● **Provided records**:
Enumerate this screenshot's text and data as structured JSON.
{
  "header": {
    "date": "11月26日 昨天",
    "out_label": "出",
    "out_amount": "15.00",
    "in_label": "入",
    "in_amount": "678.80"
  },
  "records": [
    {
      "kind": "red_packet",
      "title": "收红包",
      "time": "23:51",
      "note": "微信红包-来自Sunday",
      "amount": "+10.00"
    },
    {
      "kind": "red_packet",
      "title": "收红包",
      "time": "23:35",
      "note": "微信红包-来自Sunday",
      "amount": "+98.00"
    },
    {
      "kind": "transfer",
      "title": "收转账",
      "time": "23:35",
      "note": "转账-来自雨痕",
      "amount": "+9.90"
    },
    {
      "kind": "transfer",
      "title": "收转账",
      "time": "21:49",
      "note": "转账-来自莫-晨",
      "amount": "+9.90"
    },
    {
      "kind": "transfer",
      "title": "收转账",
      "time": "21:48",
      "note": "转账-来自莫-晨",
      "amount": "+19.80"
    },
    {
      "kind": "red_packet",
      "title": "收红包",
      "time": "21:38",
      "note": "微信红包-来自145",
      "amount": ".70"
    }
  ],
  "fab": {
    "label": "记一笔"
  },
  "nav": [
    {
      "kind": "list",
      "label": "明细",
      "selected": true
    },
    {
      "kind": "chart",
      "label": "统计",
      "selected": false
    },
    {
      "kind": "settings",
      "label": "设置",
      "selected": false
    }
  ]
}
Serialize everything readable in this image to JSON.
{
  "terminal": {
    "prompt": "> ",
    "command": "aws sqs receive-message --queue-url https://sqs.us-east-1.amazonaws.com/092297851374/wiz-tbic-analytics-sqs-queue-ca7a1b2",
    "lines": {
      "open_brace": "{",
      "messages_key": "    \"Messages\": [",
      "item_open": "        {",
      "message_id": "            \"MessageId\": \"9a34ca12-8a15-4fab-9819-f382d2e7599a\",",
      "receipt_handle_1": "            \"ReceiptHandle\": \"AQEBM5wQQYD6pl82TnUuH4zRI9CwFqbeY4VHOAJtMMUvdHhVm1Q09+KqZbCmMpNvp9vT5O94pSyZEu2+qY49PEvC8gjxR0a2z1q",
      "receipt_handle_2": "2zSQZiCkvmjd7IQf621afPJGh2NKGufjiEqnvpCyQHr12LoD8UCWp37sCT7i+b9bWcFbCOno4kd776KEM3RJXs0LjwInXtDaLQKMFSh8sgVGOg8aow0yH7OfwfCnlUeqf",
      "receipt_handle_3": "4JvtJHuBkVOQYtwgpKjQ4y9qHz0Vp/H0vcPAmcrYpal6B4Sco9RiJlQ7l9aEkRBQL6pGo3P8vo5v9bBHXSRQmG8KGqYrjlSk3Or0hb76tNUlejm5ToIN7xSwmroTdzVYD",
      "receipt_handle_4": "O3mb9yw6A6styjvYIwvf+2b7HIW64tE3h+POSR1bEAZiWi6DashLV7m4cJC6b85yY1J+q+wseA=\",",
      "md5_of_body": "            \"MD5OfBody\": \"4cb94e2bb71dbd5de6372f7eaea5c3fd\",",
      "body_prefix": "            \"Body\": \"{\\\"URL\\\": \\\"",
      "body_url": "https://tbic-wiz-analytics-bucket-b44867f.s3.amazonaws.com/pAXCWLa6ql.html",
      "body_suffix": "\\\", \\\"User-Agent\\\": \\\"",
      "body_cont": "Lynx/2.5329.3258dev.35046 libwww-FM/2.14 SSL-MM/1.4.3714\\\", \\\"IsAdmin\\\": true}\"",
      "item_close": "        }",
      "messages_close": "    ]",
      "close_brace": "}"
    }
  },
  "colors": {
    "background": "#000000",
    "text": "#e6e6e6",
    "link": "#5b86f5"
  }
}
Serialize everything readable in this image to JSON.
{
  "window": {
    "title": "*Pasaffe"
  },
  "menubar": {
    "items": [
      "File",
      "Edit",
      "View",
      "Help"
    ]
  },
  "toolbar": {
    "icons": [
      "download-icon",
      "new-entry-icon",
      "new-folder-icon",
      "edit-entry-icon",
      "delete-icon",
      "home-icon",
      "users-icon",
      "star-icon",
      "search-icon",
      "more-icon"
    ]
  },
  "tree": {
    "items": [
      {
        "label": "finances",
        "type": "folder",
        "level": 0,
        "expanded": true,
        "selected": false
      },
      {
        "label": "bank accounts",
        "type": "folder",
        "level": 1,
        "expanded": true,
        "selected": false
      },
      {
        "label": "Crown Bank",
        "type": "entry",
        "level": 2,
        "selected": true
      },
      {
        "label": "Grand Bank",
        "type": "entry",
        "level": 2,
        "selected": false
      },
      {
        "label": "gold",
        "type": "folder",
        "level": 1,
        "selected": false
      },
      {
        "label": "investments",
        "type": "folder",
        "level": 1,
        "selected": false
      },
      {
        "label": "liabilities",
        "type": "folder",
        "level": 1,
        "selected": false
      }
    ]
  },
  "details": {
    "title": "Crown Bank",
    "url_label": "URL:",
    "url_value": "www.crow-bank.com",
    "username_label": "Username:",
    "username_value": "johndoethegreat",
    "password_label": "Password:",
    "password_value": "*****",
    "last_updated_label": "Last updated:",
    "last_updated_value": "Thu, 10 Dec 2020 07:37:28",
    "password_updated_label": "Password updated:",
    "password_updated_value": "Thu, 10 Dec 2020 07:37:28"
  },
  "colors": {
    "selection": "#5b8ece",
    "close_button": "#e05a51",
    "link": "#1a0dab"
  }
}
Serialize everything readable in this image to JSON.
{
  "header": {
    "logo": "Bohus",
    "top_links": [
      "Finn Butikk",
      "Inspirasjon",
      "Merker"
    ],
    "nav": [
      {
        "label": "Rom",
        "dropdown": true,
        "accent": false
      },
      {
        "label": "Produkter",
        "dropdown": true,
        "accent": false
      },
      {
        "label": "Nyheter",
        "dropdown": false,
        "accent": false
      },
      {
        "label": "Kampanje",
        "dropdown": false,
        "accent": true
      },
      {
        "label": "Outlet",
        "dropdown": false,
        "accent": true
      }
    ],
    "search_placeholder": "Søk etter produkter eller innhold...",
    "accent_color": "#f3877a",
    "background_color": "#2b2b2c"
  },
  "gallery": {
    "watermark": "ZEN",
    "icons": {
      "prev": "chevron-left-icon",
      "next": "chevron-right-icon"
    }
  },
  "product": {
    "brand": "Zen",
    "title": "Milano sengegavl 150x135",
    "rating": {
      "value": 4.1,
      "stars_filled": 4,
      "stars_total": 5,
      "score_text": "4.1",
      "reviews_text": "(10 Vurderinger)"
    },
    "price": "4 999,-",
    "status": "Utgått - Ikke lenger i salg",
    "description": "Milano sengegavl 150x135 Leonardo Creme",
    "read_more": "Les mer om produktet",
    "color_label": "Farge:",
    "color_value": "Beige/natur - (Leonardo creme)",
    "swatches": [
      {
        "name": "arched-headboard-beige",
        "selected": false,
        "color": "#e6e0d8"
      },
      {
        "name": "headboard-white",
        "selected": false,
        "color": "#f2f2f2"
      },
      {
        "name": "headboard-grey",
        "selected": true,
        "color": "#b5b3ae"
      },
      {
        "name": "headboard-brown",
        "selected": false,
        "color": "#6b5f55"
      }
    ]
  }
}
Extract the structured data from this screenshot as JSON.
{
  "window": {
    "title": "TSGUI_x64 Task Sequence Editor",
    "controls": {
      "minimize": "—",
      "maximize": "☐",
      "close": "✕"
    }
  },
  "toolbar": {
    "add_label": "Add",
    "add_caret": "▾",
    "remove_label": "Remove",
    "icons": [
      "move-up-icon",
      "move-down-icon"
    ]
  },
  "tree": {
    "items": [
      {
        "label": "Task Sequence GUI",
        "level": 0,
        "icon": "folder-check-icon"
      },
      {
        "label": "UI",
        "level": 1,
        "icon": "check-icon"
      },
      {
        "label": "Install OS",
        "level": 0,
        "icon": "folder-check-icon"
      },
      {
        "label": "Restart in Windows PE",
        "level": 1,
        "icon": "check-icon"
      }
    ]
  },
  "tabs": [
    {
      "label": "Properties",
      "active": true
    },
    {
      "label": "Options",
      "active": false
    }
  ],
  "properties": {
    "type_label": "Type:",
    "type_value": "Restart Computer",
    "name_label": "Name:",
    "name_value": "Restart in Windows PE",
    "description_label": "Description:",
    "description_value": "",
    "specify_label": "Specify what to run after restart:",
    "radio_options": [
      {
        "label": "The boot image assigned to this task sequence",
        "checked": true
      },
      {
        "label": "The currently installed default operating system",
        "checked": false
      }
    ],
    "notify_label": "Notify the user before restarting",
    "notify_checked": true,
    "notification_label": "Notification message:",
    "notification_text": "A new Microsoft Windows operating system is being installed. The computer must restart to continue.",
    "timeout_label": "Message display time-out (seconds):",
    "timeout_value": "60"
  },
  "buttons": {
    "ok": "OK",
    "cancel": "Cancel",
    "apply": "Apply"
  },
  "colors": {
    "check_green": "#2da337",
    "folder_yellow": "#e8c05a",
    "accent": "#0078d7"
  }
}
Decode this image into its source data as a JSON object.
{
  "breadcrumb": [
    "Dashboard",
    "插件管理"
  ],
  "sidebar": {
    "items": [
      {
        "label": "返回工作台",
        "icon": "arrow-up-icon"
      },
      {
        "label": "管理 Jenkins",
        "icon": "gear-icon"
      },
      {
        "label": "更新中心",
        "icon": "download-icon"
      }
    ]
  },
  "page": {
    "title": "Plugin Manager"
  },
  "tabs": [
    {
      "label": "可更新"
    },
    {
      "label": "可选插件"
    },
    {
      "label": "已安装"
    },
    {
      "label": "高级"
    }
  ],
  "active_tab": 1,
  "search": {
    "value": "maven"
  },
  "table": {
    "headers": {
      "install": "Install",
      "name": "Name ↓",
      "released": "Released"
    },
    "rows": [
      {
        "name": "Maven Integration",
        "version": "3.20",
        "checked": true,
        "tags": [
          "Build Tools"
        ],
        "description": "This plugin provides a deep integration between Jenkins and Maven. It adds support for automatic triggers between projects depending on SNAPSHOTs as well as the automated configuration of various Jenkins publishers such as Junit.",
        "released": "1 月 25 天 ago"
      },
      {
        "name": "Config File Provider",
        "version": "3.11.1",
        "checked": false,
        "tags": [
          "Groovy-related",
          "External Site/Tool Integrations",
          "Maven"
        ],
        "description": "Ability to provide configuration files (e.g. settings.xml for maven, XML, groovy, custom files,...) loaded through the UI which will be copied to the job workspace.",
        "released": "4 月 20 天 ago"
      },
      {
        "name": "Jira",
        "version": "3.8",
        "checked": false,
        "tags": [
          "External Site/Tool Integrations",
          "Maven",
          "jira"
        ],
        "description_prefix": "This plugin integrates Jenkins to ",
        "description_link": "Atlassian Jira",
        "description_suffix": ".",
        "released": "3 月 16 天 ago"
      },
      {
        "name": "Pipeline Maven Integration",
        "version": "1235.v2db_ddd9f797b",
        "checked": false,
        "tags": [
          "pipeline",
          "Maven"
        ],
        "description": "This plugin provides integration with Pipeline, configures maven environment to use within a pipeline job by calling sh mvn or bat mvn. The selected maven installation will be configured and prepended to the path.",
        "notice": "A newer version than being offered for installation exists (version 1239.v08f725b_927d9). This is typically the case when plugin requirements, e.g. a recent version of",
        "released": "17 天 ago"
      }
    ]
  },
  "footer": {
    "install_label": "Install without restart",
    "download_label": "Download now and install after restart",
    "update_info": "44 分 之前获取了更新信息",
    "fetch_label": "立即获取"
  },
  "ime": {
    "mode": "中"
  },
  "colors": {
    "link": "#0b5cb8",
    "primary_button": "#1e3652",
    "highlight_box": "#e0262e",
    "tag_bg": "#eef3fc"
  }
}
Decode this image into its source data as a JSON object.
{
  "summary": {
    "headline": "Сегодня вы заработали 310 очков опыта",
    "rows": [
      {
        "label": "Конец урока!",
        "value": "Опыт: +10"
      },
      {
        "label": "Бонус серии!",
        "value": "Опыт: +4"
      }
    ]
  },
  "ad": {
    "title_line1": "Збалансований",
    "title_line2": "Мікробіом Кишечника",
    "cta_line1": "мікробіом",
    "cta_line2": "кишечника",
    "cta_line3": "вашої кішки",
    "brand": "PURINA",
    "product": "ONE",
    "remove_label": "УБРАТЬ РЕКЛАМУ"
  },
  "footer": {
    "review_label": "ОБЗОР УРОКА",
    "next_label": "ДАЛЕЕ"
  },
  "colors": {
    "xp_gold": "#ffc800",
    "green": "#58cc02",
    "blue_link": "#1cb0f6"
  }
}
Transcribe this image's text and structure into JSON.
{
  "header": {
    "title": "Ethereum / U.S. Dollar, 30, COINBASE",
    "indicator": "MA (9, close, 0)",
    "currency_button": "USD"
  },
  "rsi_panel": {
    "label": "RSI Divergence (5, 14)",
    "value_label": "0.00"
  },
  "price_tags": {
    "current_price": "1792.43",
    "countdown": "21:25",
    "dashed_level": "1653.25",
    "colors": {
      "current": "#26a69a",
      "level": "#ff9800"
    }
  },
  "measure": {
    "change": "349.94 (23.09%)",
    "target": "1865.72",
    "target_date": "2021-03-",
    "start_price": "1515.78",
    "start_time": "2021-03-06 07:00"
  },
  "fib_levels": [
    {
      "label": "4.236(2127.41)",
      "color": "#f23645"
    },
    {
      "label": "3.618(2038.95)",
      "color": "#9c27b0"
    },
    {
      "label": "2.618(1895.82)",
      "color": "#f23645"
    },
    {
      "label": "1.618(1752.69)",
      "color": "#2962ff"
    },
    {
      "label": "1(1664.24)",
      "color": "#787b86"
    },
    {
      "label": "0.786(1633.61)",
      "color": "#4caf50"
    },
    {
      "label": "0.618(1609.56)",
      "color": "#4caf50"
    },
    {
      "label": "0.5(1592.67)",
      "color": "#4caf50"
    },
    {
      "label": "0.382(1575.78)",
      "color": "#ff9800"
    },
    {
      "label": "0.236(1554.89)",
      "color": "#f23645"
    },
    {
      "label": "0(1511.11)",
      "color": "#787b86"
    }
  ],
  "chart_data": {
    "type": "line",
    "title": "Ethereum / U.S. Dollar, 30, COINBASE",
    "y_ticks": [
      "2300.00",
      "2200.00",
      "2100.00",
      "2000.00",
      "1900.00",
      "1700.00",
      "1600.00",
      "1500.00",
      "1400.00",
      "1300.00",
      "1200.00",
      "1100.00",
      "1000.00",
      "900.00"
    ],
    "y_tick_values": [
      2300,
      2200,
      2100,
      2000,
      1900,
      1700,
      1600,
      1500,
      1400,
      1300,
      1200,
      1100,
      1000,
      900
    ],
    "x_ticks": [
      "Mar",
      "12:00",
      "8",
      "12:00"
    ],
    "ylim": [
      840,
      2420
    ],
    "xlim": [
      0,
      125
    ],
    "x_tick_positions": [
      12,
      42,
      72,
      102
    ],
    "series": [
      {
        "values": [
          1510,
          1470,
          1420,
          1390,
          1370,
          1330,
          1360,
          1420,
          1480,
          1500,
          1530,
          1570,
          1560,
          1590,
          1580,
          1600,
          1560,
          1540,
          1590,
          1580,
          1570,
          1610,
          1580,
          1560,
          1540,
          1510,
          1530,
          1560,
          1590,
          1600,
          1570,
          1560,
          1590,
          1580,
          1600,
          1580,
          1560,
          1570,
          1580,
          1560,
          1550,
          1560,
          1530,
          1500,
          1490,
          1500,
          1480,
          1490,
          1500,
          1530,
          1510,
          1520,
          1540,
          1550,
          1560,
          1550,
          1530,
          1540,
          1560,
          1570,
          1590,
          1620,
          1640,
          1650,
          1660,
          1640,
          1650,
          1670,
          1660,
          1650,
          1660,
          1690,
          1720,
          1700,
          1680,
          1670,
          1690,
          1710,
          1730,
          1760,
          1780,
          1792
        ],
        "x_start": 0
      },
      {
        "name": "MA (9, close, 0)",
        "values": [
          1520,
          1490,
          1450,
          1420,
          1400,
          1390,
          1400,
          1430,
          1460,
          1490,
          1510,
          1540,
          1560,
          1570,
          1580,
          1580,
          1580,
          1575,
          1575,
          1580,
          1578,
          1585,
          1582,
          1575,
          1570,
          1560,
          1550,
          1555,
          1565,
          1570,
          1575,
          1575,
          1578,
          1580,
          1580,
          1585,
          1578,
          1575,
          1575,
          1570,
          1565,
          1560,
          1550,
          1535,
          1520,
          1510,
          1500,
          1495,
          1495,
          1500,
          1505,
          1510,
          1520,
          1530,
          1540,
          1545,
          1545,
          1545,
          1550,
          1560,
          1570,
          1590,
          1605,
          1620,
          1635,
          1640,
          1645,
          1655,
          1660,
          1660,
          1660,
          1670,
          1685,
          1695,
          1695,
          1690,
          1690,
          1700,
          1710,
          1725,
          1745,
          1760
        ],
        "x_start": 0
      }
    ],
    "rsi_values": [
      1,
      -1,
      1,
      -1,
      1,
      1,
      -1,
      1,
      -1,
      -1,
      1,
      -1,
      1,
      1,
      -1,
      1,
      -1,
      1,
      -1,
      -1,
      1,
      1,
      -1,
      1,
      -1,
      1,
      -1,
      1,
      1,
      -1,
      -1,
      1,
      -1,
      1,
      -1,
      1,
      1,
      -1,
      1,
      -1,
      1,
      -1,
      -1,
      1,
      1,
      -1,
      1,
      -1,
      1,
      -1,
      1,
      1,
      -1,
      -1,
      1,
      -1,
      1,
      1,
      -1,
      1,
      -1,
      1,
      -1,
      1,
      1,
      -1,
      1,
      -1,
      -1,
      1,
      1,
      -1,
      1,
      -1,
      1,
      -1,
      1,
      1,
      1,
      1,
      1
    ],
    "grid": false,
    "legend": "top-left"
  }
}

● **Your goal**: Read the lines above. Gather those in which the string "Jenkins" is found.

● **Full solution**:
        "label": "管理 Jenkins",
        "description": "This plugin provides a deep integration between Jenkins and Maven. It adds support for automatic triggers between projects depending on SNAPSHOTs as well as the automated configuration of various Jenkins publishers such as Junit.",
        "description_prefix": "This plugin integrates Jenkins to ",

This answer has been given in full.